* begin Dataset records *
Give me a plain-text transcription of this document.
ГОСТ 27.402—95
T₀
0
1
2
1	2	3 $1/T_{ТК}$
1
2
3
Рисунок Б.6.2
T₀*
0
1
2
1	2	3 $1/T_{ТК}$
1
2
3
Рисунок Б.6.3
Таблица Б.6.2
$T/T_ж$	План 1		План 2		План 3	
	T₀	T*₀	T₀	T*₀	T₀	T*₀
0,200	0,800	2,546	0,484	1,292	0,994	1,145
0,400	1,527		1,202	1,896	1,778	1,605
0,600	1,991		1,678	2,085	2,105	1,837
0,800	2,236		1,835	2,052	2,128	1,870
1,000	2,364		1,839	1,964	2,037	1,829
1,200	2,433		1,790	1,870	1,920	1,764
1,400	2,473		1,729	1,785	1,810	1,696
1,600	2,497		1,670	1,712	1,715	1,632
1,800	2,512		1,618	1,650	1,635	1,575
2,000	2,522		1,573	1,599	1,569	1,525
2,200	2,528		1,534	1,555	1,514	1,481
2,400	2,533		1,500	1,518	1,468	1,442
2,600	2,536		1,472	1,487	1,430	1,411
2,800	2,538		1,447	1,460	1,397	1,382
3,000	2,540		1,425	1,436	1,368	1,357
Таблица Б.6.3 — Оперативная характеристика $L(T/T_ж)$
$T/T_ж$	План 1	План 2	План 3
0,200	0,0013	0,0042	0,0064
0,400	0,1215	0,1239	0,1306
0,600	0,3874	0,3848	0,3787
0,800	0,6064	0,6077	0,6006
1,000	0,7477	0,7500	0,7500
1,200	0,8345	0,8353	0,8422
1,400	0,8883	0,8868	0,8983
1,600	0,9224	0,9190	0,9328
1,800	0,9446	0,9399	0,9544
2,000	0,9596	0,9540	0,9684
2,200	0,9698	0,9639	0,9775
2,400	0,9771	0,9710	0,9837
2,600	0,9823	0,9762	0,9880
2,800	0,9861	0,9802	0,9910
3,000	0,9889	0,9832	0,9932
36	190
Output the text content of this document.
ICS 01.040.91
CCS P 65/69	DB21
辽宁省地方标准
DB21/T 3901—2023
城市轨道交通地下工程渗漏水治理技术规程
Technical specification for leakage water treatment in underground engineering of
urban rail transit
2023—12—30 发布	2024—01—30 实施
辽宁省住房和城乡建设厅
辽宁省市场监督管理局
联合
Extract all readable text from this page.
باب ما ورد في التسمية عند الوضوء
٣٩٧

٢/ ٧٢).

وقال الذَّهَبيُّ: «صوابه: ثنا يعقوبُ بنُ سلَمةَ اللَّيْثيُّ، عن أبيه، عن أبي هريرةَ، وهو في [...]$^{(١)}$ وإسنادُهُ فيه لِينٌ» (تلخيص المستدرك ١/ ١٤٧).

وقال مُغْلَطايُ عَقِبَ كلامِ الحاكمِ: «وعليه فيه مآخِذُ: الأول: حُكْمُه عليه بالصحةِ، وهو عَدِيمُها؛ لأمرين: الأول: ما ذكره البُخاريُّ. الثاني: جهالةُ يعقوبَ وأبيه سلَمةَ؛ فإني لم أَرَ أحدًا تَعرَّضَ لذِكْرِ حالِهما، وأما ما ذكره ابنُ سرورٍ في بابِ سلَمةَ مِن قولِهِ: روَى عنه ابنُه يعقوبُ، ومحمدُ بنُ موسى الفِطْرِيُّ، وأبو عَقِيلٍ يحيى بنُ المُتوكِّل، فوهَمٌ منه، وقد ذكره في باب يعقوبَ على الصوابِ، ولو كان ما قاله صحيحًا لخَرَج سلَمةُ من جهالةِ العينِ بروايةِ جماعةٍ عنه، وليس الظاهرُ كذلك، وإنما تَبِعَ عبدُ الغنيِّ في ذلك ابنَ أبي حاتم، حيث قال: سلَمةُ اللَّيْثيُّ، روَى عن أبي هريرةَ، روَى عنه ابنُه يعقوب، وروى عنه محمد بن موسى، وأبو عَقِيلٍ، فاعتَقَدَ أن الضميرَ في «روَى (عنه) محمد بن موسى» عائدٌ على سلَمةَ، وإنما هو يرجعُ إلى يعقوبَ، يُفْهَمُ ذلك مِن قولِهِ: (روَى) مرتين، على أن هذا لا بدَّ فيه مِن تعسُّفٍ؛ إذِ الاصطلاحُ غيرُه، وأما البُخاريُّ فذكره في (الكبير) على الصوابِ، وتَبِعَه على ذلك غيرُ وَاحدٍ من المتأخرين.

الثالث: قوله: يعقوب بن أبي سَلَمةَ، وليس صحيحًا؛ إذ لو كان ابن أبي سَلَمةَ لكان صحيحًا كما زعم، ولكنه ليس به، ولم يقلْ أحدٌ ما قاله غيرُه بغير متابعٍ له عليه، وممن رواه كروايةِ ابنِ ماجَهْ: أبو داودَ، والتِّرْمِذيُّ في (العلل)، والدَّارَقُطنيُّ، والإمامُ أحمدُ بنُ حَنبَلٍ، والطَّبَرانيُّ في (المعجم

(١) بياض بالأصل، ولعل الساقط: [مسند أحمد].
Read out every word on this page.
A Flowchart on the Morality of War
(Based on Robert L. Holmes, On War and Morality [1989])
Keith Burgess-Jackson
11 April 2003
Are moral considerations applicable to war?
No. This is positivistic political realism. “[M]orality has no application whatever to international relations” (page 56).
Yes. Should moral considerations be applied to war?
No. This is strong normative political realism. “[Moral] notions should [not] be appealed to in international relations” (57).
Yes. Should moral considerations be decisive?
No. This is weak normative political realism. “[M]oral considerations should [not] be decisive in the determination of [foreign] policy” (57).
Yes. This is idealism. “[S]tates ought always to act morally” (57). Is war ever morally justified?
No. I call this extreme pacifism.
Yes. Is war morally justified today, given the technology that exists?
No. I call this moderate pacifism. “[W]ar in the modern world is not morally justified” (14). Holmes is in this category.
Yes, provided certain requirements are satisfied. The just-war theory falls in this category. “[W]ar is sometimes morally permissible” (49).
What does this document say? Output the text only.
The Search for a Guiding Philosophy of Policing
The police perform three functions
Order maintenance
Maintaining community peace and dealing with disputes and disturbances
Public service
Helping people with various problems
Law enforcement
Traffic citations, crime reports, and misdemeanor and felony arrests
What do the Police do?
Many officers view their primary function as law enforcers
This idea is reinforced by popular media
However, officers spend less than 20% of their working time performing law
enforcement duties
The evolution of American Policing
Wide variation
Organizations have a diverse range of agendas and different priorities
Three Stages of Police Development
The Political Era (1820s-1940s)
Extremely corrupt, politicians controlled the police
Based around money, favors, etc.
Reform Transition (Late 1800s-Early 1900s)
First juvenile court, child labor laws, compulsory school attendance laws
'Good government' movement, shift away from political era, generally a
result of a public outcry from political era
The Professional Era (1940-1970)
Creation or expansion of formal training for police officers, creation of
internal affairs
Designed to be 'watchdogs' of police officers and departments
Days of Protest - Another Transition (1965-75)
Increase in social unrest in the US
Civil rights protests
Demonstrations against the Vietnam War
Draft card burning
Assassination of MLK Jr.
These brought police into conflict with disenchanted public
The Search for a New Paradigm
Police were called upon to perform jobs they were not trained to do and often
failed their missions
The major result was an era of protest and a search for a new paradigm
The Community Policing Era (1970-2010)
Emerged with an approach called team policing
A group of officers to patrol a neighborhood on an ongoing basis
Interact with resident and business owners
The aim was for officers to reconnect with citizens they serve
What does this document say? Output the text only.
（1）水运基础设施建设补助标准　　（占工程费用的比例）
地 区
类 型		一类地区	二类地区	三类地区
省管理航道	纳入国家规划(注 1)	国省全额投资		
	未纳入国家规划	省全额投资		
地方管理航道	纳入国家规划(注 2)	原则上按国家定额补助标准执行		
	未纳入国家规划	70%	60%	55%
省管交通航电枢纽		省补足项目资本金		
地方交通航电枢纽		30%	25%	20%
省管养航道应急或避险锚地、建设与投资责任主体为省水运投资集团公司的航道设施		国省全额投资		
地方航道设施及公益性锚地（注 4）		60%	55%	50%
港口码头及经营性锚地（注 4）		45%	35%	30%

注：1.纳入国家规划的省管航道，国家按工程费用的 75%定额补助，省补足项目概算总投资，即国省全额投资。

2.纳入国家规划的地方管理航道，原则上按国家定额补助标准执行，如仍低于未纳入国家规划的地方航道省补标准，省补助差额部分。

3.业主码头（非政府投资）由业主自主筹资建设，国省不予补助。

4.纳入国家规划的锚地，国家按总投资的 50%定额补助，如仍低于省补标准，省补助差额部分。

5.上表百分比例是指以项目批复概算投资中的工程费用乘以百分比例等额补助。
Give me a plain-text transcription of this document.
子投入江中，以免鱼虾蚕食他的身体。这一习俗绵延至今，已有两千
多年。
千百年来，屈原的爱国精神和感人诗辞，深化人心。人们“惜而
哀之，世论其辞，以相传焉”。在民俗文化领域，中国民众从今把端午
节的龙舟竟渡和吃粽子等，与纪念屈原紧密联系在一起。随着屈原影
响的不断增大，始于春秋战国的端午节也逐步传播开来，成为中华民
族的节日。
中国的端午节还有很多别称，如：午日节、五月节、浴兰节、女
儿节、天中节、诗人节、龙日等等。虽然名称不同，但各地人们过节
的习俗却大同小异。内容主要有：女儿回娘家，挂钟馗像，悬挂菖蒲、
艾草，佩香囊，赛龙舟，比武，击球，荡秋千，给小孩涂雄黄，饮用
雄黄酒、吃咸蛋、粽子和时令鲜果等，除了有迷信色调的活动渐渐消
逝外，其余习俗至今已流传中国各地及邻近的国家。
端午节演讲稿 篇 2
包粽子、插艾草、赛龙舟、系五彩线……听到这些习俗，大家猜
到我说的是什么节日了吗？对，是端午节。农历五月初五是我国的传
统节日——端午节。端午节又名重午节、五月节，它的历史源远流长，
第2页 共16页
* end Dataset records *
Exercise details
Locate the word "international" in the data above. Copy every line carrying it.

Written response
No. This is positivistic political realism. “[M]orality has no application whatever to international relations” (page 56).
No. This is strong normative political realism. “[Moral] notions should [not] be appealed to in international relations” (57).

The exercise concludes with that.